[Task objective]: Give every entry again, word for word and in full.

[Dataset extract]:
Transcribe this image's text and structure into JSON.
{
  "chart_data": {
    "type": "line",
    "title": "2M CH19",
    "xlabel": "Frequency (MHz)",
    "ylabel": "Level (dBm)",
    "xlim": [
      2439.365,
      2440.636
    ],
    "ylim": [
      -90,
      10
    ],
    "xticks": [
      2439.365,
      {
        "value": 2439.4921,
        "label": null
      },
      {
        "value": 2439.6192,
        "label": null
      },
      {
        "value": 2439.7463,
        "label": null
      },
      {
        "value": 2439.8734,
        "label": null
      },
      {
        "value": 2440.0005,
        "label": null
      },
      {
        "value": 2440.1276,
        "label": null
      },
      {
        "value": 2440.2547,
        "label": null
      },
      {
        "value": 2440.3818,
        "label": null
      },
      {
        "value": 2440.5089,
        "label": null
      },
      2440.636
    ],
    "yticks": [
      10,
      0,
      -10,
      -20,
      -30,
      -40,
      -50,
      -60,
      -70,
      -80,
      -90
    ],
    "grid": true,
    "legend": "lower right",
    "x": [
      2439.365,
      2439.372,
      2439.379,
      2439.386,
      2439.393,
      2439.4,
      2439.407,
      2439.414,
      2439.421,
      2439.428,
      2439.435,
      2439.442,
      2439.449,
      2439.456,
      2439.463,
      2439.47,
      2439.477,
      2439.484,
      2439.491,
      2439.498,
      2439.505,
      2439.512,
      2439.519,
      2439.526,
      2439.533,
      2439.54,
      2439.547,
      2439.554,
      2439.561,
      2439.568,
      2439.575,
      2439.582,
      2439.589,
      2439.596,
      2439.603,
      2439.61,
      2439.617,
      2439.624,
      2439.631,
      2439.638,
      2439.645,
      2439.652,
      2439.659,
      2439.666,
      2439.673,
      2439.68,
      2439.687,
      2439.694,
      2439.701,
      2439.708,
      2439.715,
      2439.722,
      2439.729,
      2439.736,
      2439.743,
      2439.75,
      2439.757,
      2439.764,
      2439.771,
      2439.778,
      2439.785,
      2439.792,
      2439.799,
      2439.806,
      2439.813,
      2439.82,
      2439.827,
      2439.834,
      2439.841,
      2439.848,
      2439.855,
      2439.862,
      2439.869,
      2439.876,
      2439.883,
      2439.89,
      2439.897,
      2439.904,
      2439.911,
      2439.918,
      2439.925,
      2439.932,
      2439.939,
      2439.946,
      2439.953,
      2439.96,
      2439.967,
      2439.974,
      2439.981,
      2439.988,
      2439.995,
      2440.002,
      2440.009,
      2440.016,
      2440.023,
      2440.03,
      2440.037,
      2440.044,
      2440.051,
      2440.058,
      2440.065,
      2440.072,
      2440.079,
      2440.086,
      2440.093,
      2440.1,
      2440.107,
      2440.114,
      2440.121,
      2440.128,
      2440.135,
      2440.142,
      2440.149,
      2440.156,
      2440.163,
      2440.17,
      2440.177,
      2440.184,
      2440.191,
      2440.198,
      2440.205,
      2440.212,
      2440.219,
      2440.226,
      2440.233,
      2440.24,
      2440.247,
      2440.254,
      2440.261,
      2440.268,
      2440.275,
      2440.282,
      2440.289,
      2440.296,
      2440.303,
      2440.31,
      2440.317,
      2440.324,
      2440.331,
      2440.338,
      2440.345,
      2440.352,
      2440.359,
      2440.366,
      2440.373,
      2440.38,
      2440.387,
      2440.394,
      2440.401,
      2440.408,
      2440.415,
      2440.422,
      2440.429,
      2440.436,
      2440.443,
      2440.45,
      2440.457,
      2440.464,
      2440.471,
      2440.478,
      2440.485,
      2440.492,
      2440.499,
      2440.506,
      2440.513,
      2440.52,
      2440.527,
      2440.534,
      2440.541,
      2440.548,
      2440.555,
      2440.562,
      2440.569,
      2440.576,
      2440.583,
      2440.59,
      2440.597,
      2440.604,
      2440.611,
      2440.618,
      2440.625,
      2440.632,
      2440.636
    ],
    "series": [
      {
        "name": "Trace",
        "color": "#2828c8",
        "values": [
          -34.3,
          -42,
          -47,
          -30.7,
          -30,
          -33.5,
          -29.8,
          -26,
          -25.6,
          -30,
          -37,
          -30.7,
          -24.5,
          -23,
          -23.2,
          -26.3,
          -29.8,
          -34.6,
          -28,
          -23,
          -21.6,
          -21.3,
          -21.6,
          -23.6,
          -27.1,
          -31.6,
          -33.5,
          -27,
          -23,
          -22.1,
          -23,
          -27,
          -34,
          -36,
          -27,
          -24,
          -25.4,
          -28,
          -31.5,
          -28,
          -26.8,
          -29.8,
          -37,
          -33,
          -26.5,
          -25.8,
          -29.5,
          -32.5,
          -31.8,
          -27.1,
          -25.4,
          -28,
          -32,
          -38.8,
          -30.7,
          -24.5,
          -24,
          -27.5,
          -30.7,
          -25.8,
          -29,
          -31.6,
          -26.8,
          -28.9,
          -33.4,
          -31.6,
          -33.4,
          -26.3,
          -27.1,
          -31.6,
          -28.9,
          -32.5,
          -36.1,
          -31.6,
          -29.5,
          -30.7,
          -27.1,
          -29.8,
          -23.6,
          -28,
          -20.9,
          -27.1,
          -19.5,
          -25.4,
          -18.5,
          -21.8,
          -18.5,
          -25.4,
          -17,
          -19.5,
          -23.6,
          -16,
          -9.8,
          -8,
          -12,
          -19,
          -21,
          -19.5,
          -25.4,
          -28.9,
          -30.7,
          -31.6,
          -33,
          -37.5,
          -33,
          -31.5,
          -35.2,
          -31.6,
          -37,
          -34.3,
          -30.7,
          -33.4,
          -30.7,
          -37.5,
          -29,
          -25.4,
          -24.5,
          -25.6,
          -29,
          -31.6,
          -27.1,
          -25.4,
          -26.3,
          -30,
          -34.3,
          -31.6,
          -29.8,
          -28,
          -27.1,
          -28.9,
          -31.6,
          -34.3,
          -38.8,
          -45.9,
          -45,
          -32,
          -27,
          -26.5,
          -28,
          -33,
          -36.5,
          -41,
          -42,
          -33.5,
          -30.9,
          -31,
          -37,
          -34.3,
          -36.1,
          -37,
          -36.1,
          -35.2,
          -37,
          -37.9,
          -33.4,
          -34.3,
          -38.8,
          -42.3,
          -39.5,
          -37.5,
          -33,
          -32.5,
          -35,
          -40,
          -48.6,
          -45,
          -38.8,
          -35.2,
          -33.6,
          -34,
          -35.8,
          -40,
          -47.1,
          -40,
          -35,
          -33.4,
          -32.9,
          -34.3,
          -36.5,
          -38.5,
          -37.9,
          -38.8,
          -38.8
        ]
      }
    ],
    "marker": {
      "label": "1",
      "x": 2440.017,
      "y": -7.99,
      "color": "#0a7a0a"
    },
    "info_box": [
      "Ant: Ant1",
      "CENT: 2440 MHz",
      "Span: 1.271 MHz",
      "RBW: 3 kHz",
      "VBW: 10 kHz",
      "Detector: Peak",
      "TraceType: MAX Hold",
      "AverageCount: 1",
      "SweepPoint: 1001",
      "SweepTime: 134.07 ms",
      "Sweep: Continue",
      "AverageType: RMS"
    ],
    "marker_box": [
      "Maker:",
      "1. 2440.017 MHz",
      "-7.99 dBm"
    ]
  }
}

[The output]:
Transcribe this image's text and structure into JSON.
{
  "chart_data": {
    "type": "line",
    "title": "2M CH19",
    "xlabel": "Frequency (MHz)",
    "ylabel": "Level (dBm)",
    "xlim": [
      2439.365,
      2440.636
    ],
    "ylim": [
      -90,
      10
    ],
    "xticks": [
      2439.365,
      {
        "value": 2439.4921,
        "label": null
      },
      {
        "value": 2439.6192,
        "label": null
      },
      {
        "value": 2439.7463,
        "label": null
      },
      {
        "value": 2439.8734,
        "label": null
      },
      {
        "value": 2440.0005,
        "label": null
      },
      {
        "value": 2440.1276,
        "label": null
      },
      {
        "value": 2440.2547,
        "label": null
      },
      {
        "value": 2440.3818,
        "label": null
      },
      {
        "value": 2440.5089,
        "label": null
      },
      2440.636
    ],
    "yticks": [
      10,
      0,
      -10,
      -20,
      -30,
      -40,
      -50,
      -60,
      -70,
      -80,
      -90
    ],
    "grid": true,
    "legend": "lower right",
    "x": [
      2439.365,
      2439.372,
      2439.379,
      2439.386,
      2439.393,
      2439.4,
      2439.407,
      2439.414,
      2439.421,
      2439.428,
      2439.435,
      2439.442,
      2439.449,
      2439.456,
      2439.463,
      2439.47,
      2439.477,
      2439.484,
      2439.491,
      2439.498,
      2439.505,
      2439.512,
      2439.519,
      2439.526,
      2439.533,
      2439.54,
      2439.547,
      2439.554,
      2439.561,
      2439.568,
      2439.575,
      2439.582,
      2439.589,
      2439.596,
      2439.603,
      2439.61,
      2439.617,
      2439.624,
      2439.631,
      2439.638,
      2439.645,
      2439.652,
      2439.659,
      2439.666,
      2439.673,
      2439.68,
      2439.687,
      2439.694,
      2439.701,
      2439.708,
      2439.715,
      2439.722,
      2439.729,
      2439.736,
      2439.743,
      2439.75,
      2439.757,
      2439.764,
      2439.771,
      2439.778,
      2439.785,
      2439.792,
      2439.799,
      2439.806,
      2439.813,
      2439.82,
      2439.827,
      2439.834,
      2439.841,
      2439.848,
      2439.855,
      2439.862,
      2439.869,
      2439.876,
      2439.883,
      2439.89,
      2439.897,
      2439.904,
      2439.911,
      2439.918,
      2439.925,
      2439.932,
      2439.939,
      2439.946,
      2439.953,
      2439.96,
      2439.967,
      2439.974,
      2439.981,
      2439.988,
      2439.995,
      2440.002,
      2440.009,
      2440.016,
      2440.023,
      2440.03,
      2440.037,
      2440.044,
      2440.051,
      2440.058,
      2440.065,
      2440.072,
      2440.079,
      2440.086,
      2440.093,
      2440.1,
      2440.107,
      2440.114,
      2440.121,
      2440.128,
      2440.135,
      2440.142,
      2440.149,
      2440.156,
      2440.163,
      2440.17,
      2440.177,
      2440.184,
      2440.191,
      2440.198,
      2440.205,
      2440.212,
      2440.219,
      2440.226,
      2440.233,
      2440.24,
      2440.247,
      2440.254,
      2440.261,
      2440.268,
      2440.275,
      2440.282,
      2440.289,
      2440.296,
      2440.303,
      2440.31,
      2440.317,
      2440.324,
      2440.331,
      2440.338,
      2440.345,
      2440.352,
      2440.359,
      2440.366,
      2440.373,
      2440.38,
      2440.387,
      2440.394,
      2440.401,
      2440.408,
      2440.415,
      2440.422,
      2440.429,
      2440.436,
      2440.443,
      2440.45,
      2440.457,
      2440.464,
      2440.471,
      2440.478,
      2440.485,
      2440.492,
      2440.499,
      2440.506,
      2440.513,
      2440.52,
      2440.527,
      2440.534,
      2440.541,
      2440.548,
      2440.555,
      2440.562,
      2440.569,
      2440.576,
      2440.583,
      2440.59,
      2440.597,
      2440.604,
      2440.611,
      2440.618,
      2440.625,
      2440.632,
      2440.636
    ],
    "series": [
      {
        "name": "Trace",
        "color": "#2828c8",
        "values": [
          -34.3,
          -42,
          -47,
          -30.7,
          -30,
          -33.5,
          -29.8,
          -26,
          -25.6,
          -30,
          -37,
          -30.7,
          -24.5,
          -23,
          -23.2,
          -26.3,
          -29.8,
          -34.6,
          -28,
          -23,
          -21.6,
          -21.3,
          -21.6,
          -23.6,
          -27.1,
          -31.6,
          -33.5,
          -27,
          -23,
          -22.1,
          -23,
          -27,
          -34,
          -36,
          -27,
          -24,
          -25.4,
          -28,
          -31.5,
          -28,
          -26.8,
          -29.8,
          -37,
          -33,
          -26.5,
          -25.8,
          -29.5,
          -32.5,
          -31.8,
          -27.1,
          -25.4,
          -28,
          -32,
          -38.8,
          -30.7,
          -24.5,
          -24,
          -27.5,
          -30.7,
          -25.8,
          -29,
          -31.6,
          -26.8,
          -28.9,
          -33.4,
          -31.6,
          -33.4,
          -26.3,
          -27.1,
          -31.6,
          -28.9,
          -32.5,
          -36.1,
          -31.6,
          -29.5,
          -30.7,
          -27.1,
          -29.8,
          -23.6,
          -28,
          -20.9,
          -27.1,
          -19.5,
          -25.4,
          -18.5,
          -21.8,
          -18.5,
          -25.4,
          -17,
          -19.5,
          -23.6,
          -16,
          -9.8,
          -8,
          -12,
          -19,
          -21,
          -19.5,
          -25.4,
          -28.9,
          -30.7,
          -31.6,
          -33,
          -37.5,
          -33,
          -31.5,
          -35.2,
          -31.6,
          -37,
          -34.3,
          -30.7,
          -33.4,
          -30.7,
          -37.5,
          -29,
          -25.4,
          -24.5,
          -25.6,
          -29,
          -31.6,
          -27.1,
          -25.4,
          -26.3,
          -30,
          -34.3,
          -31.6,
          -29.8,
          -28,
          -27.1,
          -28.9,
          -31.6,
          -34.3,
          -38.8,
          -45.9,
          -45,
          -32,
          -27,
          -26.5,
          -28,
          -33,
          -36.5,
          -41,
          -42,
          -33.5,
          -30.9,
          -31,
          -37,
          -34.3,
          -36.1,
          -37,
          -36.1,
          -35.2,
          -37,
          -37.9,
          -33.4,
          -34.3,
          -38.8,
          -42.3,
          -39.5,
          -37.5,
          -33,
          -32.5,
          -35,
          -40,
          -48.6,
          -45,
          -38.8,
          -35.2,
          -33.6,
          -34,
          -35.8,
          -40,
          -47.1,
          -40,
          -35,
          -33.4,
          -32.9,
          -34.3,
          -36.5,
          -38.5,
          -37.9,
          -38.8,
          -38.8
        ]
      }
    ],
    "marker": {
      "label": "1",
      "x": 2440.017,
      "y": -7.99,
      "color": "#0a7a0a"
    },
    "info_box": [
      "Ant: Ant1",
      "CENT: 2440 MHz",
      "Span: 1.271 MHz",
      "RBW: 3 kHz",
      "VBW: 10 kHz",
      "Detector: Peak",
      "TraceType: MAX Hold",
      "AverageCount: 1",
      "SweepPoint: 1001",
      "SweepTime: 134.07 ms",
      "Sweep: Continue",
      "AverageType: RMS"
    ],
    "marker_box": [
      "Maker:",
      "1. 2440.017 MHz",
      "-7.99 dBm"
    ]
  }
}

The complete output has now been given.